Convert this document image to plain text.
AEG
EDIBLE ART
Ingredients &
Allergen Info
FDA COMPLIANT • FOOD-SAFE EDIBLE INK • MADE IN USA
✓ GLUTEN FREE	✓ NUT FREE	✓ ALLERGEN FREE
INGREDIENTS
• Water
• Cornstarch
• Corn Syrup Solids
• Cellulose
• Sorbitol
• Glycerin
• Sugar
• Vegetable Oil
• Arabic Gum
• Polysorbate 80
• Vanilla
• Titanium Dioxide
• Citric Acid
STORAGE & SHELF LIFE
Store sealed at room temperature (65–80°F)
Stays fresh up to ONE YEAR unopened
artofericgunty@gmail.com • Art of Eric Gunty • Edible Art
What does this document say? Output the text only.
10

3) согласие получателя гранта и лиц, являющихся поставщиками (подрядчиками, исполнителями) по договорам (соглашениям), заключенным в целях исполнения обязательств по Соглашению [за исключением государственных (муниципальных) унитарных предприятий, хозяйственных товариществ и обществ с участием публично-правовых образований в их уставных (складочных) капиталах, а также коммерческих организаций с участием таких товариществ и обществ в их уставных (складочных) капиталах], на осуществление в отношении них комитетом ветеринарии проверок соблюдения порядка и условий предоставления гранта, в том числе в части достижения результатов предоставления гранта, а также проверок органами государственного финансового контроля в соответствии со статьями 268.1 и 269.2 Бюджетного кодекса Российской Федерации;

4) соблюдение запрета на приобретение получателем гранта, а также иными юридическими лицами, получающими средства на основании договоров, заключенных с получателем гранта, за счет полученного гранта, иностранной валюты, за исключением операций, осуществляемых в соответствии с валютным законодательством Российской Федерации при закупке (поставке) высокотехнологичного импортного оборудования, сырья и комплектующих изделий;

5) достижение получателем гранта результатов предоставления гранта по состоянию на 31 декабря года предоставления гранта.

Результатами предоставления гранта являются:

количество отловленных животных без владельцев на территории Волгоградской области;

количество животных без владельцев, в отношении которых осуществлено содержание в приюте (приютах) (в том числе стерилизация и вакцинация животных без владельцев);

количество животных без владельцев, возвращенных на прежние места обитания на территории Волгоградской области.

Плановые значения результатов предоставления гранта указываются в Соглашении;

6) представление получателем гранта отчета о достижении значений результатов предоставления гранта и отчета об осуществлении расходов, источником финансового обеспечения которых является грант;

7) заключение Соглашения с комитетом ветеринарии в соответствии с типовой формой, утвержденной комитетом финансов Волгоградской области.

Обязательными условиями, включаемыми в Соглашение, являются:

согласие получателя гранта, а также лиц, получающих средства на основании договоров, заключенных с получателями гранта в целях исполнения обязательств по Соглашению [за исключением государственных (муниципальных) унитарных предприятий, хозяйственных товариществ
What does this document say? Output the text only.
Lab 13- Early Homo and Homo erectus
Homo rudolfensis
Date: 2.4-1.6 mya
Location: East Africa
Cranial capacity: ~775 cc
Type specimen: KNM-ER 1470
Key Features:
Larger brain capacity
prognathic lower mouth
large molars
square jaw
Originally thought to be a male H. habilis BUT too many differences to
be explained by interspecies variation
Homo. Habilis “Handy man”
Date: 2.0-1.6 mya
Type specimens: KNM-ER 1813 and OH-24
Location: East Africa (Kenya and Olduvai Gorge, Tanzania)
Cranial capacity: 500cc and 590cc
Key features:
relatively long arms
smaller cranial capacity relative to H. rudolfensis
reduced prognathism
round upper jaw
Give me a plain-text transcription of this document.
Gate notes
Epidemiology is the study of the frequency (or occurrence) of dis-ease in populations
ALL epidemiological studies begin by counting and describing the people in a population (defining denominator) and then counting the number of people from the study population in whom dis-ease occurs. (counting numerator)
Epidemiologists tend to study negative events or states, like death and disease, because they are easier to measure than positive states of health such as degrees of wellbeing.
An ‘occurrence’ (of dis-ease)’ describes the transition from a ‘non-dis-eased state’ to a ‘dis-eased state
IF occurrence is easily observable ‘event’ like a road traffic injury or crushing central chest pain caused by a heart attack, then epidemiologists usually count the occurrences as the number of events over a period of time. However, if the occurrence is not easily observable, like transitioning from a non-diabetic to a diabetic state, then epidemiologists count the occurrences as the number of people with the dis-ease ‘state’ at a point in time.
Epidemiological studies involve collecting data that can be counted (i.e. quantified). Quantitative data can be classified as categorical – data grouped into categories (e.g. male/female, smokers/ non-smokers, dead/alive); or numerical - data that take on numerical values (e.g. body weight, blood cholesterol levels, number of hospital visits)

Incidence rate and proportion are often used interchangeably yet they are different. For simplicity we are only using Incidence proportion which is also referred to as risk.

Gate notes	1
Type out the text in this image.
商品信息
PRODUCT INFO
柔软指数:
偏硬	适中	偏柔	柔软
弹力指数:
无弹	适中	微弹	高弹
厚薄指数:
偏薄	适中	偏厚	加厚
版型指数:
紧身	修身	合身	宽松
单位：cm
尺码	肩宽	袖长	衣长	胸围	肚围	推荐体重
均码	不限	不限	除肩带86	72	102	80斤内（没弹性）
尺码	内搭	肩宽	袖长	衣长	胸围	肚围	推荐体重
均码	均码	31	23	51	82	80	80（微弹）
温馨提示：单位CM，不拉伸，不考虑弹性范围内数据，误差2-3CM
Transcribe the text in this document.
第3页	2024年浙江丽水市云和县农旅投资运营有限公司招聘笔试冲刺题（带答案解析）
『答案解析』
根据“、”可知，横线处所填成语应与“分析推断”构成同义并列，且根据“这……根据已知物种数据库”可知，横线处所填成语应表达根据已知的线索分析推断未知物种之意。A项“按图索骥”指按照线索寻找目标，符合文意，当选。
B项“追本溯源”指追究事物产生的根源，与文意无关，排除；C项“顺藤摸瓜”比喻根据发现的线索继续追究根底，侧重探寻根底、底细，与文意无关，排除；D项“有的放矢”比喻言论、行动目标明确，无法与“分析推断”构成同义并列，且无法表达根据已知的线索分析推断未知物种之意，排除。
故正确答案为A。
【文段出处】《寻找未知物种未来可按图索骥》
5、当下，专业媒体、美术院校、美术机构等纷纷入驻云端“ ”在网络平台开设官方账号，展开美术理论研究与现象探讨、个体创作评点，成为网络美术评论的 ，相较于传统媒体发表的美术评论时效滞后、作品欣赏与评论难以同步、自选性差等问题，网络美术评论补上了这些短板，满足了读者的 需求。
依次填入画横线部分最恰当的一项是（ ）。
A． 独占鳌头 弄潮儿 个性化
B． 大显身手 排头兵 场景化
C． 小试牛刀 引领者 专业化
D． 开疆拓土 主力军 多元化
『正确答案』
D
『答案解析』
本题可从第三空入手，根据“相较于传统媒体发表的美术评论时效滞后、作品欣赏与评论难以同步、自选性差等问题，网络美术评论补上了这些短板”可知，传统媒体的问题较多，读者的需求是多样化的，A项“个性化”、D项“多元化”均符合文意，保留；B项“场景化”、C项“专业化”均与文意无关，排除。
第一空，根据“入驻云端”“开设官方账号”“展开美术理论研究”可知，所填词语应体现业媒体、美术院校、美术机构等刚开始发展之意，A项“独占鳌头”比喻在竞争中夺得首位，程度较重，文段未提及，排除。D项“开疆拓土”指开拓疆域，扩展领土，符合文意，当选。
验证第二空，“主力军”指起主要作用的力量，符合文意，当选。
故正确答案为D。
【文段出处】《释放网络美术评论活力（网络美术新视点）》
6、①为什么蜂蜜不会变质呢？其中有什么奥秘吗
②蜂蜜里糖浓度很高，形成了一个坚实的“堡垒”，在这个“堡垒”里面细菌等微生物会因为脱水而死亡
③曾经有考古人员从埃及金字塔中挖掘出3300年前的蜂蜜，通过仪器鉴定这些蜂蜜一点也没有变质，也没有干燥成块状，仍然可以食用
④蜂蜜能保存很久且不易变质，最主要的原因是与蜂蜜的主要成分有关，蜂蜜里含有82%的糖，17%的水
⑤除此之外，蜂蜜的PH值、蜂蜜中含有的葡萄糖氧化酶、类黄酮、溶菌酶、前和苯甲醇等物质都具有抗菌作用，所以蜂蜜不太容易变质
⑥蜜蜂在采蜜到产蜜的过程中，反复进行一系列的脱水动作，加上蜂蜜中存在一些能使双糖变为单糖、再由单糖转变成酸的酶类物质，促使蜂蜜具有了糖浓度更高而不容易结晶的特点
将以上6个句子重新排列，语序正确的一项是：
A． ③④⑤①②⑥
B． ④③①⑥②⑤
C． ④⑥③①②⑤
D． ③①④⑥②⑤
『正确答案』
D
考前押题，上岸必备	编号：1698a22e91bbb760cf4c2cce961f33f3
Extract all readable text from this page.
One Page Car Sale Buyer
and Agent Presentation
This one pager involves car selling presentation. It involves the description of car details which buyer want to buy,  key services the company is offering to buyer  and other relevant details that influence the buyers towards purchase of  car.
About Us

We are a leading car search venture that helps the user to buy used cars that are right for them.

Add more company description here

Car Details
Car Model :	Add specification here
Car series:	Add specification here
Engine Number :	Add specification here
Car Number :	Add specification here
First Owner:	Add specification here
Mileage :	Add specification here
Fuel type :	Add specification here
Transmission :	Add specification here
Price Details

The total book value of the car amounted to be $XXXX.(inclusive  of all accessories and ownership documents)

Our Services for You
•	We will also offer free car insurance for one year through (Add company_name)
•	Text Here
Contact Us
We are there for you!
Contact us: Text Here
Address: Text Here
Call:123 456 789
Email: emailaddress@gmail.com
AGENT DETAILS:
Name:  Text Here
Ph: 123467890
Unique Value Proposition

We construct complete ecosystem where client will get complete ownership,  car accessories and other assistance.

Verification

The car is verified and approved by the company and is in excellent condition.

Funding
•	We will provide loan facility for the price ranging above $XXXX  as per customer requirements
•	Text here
====
## Given problem
Work through the data and report how many of its lines hold the word "East", giving only the figure.

## Answer to the exercise
2